## start

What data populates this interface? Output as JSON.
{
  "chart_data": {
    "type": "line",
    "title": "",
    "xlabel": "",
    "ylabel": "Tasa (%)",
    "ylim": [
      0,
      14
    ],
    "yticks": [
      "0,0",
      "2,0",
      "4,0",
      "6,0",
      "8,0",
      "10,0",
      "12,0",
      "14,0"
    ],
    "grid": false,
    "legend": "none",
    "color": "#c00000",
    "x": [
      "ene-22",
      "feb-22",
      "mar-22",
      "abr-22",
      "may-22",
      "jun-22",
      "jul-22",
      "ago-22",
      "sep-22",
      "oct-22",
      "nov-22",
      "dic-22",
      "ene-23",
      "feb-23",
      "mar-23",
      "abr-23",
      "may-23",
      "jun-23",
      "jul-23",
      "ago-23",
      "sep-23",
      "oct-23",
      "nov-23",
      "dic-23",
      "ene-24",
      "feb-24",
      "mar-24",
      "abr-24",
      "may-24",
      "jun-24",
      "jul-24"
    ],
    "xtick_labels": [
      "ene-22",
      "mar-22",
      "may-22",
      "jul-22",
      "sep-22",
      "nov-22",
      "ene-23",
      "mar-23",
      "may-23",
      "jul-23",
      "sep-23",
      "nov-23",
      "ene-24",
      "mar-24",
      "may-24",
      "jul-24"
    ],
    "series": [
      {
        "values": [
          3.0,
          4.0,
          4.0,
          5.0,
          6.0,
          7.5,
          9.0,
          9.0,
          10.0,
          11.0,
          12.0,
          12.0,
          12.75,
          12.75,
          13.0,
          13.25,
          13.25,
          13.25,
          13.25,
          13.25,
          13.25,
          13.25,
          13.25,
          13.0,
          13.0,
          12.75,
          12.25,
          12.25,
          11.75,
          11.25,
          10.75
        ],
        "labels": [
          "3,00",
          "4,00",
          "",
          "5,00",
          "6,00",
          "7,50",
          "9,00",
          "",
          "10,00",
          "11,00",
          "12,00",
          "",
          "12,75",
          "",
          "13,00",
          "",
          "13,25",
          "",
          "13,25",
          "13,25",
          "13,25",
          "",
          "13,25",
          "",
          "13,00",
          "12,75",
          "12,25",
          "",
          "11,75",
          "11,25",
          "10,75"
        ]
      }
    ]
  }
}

## end

» WHAT THE TASK ASKS
Retype the records that precede this task, keeping them exactly the same.

» FULL RESPONSE
What data populates this interface? Output as JSON.
{
  "chart_data": {
    "type": "line",
    "title": "",
    "xlabel": "",
    "ylabel": "Tasa (%)",
    "ylim": [
      0,
      14
    ],
    "yticks": [
      "0,0",
      "2,0",
      "4,0",
      "6,0",
      "8,0",
      "10,0",
      "12,0",
      "14,0"
    ],
    "grid": false,
    "legend": "none",
    "color": "#c00000",
    "x": [
      "ene-22",
      "feb-22",
      "mar-22",
      "abr-22",
      "may-22",
      "jun-22",
      "jul-22",
      "ago-22",
      "sep-22",
      "oct-22",
      "nov-22",
      "dic-22",
      "ene-23",
      "feb-23",
      "mar-23",
      "abr-23",
      "may-23",
      "jun-23",
      "jul-23",
      "ago-23",
      "sep-23",
      "oct-23",
      "nov-23",
      "dic-23",
      "ene-24",
      "feb-24",
      "mar-24",
      "abr-24",
      "may-24",
      "jun-24",
      "jul-24"
    ],
    "xtick_labels": [
      "ene-22",
      "mar-22",
      "may-22",
      "jul-22",
      "sep-22",
      "nov-22",
      "ene-23",
      "mar-23",
      "may-23",
      "jul-23",
      "sep-23",
      "nov-23",
      "ene-24",
      "mar-24",
      "may-24",
      "jul-24"
    ],
    "series": [
      {
        "values": [
          3.0,
          4.0,
          4.0,
          5.0,
          6.0,
          7.5,
          9.0,
          9.0,
          10.0,
          11.0,
          12.0,
          12.0,
          12.75,
          12.75,
          13.0,
          13.25,
          13.25,
          13.25,
          13.25,
          13.25,
          13.25,
          13.25,
          13.25,
          13.0,
          13.0,
          12.75,
          12.25,
          12.25,
          11.75,
          11.25,
          10.75
        ],
        "labels": [
          "3,00",
          "4,00",
          "",
          "5,00",
          "6,00",
          "7,50",
          "9,00",
          "",
          "10,00",
          "11,00",
          "12,00",
          "",
          "12,75",
          "",
          "13,00",
          "",
          "13,25",
          "",
          "13,25",
          "13,25",
          "13,25",
          "",
          "13,25",
          "",
          "13,00",
          "12,75",
          "12,25",
          "",
          "11,75",
          "11,25",
          "10,75"
        ]
      }
    ]
  }
}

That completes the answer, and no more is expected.